BEGIN EXCERPTED PASSAGE

# Day 4: Advanced data structures

In today's tutorial, we'll cover:
- Stacks
- Queues
- Binary search trees

A set of exercises that will allow you to test your learning of this tutorial will also be made available.  

## Introduction

Python provides us with a set of built-in data types, and collection structures like lists and dictionaries. However, sometimes we want to structure our data in different, specific ways, so that we can write algorithms with known properties. For example, we might want to create a structure that maintains the order of its elements, so that we can find an element within a known time complexity.

In this tutorial, we're going to introduce three data structures: stacks, queues, and binary search trees. We're going to define these data structures ourselves, using classes. While the classes that we create won't be particularly complicated, make sure that you've understood the object-oriented section of Day 2's tutorial before continuing.

## Stacks

A stack is a data structure where we have two operations for adding and removing data. We can _push_ new items on to the top of the stack, and _pop_ items off of the top of the stack. We can think of this as a pile of books or papers on your desk, but where you can only take the top book from the pile, or add a new book on top. We can illustrate stacks like this:

![A stack](images/stack.png "A stack")

END EXCERPTED PASSAGE
BEGIN MATERIAL SHOWN

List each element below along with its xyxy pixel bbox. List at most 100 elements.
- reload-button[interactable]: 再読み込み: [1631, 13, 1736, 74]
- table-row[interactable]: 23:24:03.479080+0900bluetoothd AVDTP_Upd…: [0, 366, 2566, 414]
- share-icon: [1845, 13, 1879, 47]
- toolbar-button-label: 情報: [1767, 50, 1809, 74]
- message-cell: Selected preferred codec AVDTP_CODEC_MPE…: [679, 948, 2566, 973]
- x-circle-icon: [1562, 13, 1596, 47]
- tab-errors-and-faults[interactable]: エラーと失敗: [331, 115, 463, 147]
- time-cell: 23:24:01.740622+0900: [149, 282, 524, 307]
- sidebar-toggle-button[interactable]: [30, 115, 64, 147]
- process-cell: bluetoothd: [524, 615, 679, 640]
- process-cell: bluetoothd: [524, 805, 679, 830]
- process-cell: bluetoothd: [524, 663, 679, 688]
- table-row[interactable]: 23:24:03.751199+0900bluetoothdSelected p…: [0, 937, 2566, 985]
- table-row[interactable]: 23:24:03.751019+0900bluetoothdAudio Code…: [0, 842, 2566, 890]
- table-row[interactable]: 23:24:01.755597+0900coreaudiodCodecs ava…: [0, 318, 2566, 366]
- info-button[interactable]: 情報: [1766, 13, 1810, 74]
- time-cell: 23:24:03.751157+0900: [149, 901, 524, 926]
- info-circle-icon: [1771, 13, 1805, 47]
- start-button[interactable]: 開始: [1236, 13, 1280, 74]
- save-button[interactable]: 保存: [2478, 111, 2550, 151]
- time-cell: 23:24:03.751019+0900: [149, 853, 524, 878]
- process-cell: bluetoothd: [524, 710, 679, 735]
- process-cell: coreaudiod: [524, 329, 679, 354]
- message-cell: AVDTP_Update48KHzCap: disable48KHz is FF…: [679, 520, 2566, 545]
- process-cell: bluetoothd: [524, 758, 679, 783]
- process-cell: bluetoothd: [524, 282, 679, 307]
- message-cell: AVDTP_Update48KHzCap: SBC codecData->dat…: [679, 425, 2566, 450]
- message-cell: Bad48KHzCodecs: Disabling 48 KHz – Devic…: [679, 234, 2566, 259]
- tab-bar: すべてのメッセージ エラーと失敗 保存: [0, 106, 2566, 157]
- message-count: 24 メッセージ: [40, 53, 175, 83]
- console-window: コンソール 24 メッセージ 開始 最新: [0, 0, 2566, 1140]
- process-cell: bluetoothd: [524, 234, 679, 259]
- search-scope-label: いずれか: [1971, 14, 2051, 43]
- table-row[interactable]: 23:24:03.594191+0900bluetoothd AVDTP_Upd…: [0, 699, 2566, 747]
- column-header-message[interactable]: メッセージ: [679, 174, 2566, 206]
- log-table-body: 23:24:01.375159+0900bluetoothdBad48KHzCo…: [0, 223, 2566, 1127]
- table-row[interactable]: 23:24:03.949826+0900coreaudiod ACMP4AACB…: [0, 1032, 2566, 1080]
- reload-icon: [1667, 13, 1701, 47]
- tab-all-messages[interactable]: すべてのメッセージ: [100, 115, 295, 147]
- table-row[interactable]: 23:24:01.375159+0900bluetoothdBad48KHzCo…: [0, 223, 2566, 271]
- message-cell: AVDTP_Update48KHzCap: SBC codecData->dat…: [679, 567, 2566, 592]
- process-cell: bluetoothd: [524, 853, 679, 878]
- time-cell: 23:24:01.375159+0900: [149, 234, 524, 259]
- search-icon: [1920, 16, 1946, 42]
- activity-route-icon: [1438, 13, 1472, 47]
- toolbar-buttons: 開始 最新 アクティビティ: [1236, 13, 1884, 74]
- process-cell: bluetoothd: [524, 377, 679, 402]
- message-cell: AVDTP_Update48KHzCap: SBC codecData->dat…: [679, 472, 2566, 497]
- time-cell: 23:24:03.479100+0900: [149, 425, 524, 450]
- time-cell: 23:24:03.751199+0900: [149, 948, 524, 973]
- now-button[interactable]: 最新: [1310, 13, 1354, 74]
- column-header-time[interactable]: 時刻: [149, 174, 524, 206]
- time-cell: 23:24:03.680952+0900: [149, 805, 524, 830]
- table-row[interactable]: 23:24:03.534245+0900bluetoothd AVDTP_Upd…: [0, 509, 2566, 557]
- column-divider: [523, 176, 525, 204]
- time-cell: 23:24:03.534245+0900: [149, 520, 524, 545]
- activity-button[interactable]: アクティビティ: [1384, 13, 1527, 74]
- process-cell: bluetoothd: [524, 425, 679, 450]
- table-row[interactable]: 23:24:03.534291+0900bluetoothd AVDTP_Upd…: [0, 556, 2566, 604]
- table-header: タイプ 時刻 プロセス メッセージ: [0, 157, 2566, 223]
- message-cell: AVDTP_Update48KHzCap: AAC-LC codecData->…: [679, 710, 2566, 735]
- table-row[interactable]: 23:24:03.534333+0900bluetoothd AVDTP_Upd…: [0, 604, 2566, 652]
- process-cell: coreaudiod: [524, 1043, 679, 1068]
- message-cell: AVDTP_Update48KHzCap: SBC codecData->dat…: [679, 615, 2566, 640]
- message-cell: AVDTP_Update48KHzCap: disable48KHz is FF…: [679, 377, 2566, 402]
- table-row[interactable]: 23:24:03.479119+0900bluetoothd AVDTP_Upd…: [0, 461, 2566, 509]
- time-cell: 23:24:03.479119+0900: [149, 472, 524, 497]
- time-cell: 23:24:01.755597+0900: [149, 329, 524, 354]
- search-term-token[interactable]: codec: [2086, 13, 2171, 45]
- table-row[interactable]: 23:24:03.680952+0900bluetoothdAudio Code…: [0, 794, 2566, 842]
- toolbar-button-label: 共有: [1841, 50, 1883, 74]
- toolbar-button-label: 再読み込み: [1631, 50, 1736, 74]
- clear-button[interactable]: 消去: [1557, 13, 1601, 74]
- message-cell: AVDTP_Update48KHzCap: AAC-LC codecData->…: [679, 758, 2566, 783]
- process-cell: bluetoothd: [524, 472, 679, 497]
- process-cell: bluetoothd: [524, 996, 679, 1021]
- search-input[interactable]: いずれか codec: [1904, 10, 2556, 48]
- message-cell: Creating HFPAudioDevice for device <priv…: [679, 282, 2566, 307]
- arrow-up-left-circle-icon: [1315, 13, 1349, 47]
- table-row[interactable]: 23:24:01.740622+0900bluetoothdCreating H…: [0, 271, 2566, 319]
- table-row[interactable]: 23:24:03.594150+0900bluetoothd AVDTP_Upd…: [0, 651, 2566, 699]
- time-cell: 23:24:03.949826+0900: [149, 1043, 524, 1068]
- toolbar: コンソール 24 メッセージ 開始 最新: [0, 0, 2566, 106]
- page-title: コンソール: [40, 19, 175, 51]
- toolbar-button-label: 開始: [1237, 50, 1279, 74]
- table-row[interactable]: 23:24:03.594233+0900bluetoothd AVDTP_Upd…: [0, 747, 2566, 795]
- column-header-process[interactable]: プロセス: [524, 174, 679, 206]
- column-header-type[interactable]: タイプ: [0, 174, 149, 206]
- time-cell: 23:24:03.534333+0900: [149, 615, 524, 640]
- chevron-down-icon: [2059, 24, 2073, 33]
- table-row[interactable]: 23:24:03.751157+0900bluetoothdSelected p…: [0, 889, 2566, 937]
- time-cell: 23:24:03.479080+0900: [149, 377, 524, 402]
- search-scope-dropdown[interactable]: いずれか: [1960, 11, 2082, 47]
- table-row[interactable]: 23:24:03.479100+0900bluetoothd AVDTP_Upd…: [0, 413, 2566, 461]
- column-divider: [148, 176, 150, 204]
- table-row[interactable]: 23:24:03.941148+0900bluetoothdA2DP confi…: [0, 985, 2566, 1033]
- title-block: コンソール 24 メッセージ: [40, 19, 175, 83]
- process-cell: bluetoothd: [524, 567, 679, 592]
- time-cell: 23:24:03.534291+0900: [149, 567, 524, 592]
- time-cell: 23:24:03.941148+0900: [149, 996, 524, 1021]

END MATERIAL SHOWN

**TASK GOAL:** Condense the paragraph in the data structures tutorial that begins "Python provides us with a set of built-in data types" into a shorter version that keeps its main facts. The items come from a separate source.

**TASK RESPONSE:** Python offers built-in data types and collections such as lists and dictionaries. Sometimes, though, we want to arrange data in specific ways so we can write algorithms with known properties. One example is a structure that keeps its elements in order, so an element can be found within a known time complexity.